» TASK:
Answer with a single number, the count of lines holding the word "color".
-------- ENTRIES
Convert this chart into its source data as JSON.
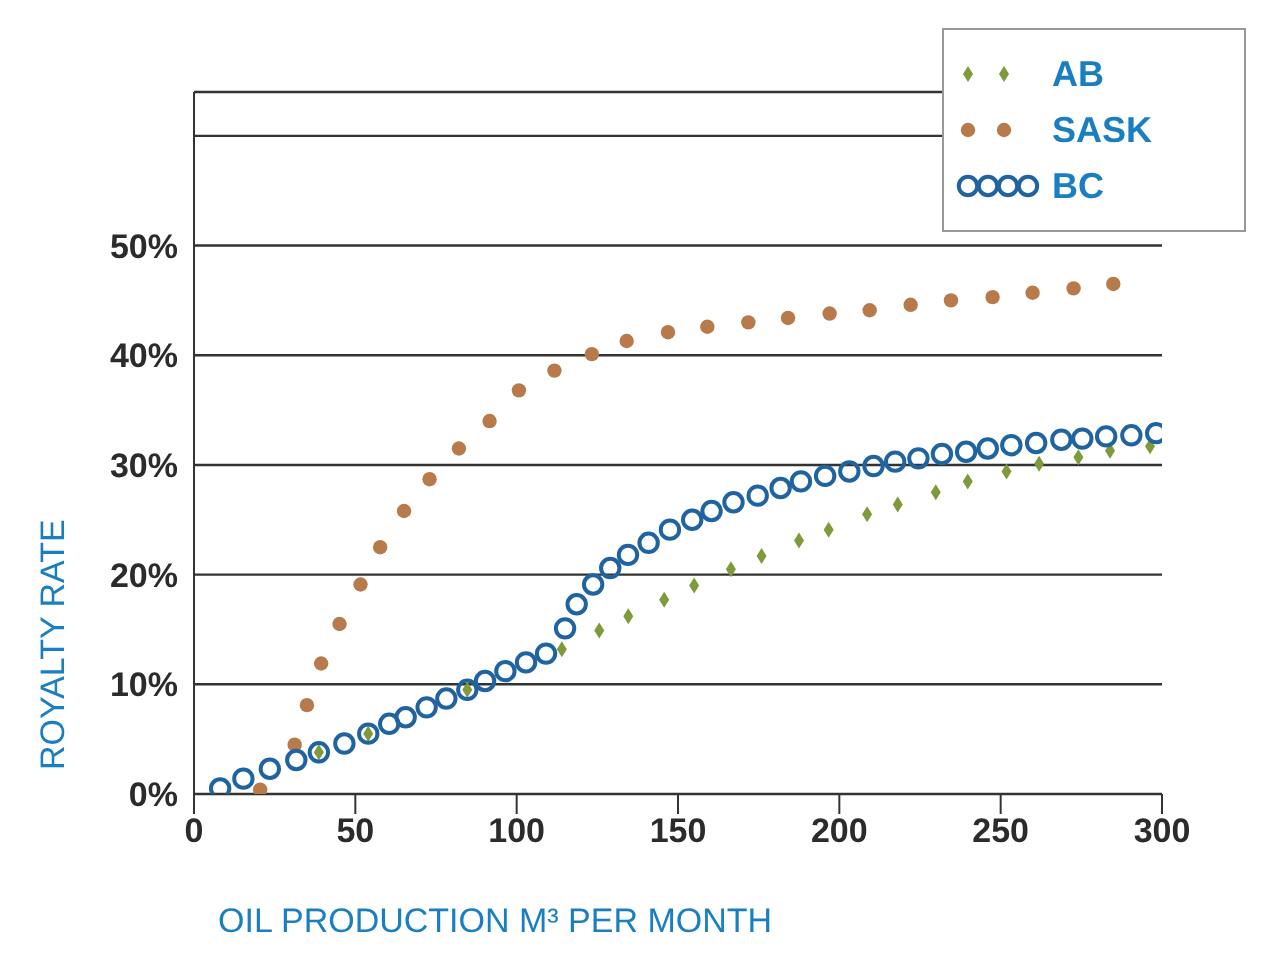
{
  "chart_data": {
    "type": "scatter",
    "xlabel": "OIL PRODUCTION M³ PER MONTH",
    "ylabel": "ROYALTY RATE",
    "xlim": [
      0,
      300
    ],
    "xticks": [
      0,
      50,
      100,
      150,
      200,
      250,
      300
    ],
    "ylim": [
      0,
      64
    ],
    "yticks": [
      {
        "value": 0,
        "label": "0%"
      },
      {
        "value": 10,
        "label": "10%"
      },
      {
        "value": 20,
        "label": "20%"
      },
      {
        "value": 30,
        "label": "30%"
      },
      {
        "value": 40,
        "label": "40%"
      },
      {
        "value": 50,
        "label": "50%"
      },
      {
        "value": 60,
        "label": null
      }
    ],
    "grid": "y",
    "legend": "top right",
    "marker": "circle",
    "series": [
      {
        "name": "AB",
        "color": "#7f9a3a",
        "marker": "diamond",
        "x": [
          38.7,
          54,
          84.7,
          114,
          125.6,
          134.6,
          145.7,
          155,
          166.4,
          175.9,
          187.5,
          196.7,
          208.6,
          218.1,
          229.9,
          239.8,
          251.8,
          261.9,
          274.1,
          283.9,
          296.3
        ],
        "values": [
          3.8,
          5.5,
          9.5,
          13.2,
          14.9,
          16.2,
          17.7,
          19.0,
          20.5,
          21.7,
          23.1,
          24.1,
          25.5,
          26.4,
          27.5,
          28.5,
          29.4,
          30.1,
          30.7,
          31.3,
          31.7
        ]
      },
      {
        "name": "SASK",
        "color": "#b87a4a",
        "marker": "circle",
        "x": [
          20.5,
          31.2,
          35,
          39.4,
          45.1,
          51.6,
          57.7,
          65.1,
          73,
          82.1,
          91.6,
          100.7,
          111.7,
          123.3,
          134.1,
          146.9,
          159.1,
          171.8,
          184.1,
          197,
          209.4,
          222.1,
          234.6,
          247.5,
          259.9,
          272.6,
          284.9
        ],
        "values": [
          0.4,
          4.5,
          8.1,
          11.9,
          15.5,
          19.1,
          22.5,
          25.8,
          28.7,
          31.5,
          34.0,
          36.8,
          38.6,
          40.1,
          41.3,
          42.1,
          42.6,
          43.0,
          43.4,
          43.8,
          44.1,
          44.6,
          45.0,
          45.3,
          45.7,
          46.1,
          46.5
        ]
      },
      {
        "name": "BC",
        "color": "#1f64a0",
        "x": [
          8.1,
          15.3,
          23.5,
          31.7,
          38.7,
          46.6,
          54,
          60.5,
          65.6,
          72.1,
          78.2,
          84.7,
          90.2,
          96.5,
          102.9,
          109.1,
          115,
          118.6,
          123.7,
          129,
          134.5,
          140.9,
          147.5,
          154.4,
          160.4,
          167.2,
          174.7,
          181.8,
          188.1,
          195.6,
          203.1,
          210.6,
          217.3,
          224.5,
          231.8,
          239.3,
          246,
          253.3,
          261,
          268.8,
          275.3,
          282.7,
          290.5,
          298.2
        ],
        "values": [
          0.5,
          1.4,
          2.3,
          3.1,
          3.8,
          4.6,
          5.5,
          6.4,
          7.0,
          7.9,
          8.7,
          9.5,
          10.3,
          11.2,
          12.0,
          12.8,
          15.1,
          17.3,
          19.1,
          20.6,
          21.8,
          22.9,
          24.1,
          25.0,
          25.8,
          26.6,
          27.2,
          27.9,
          28.5,
          29.0,
          29.4,
          29.9,
          30.3,
          30.6,
          31.0,
          31.2,
          31.5,
          31.8,
          32.0,
          32.3,
          32.4,
          32.6,
          32.7,
          32.9
        ]
      }
    ]
  }
}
----------------
» WORKED ANSWER:
3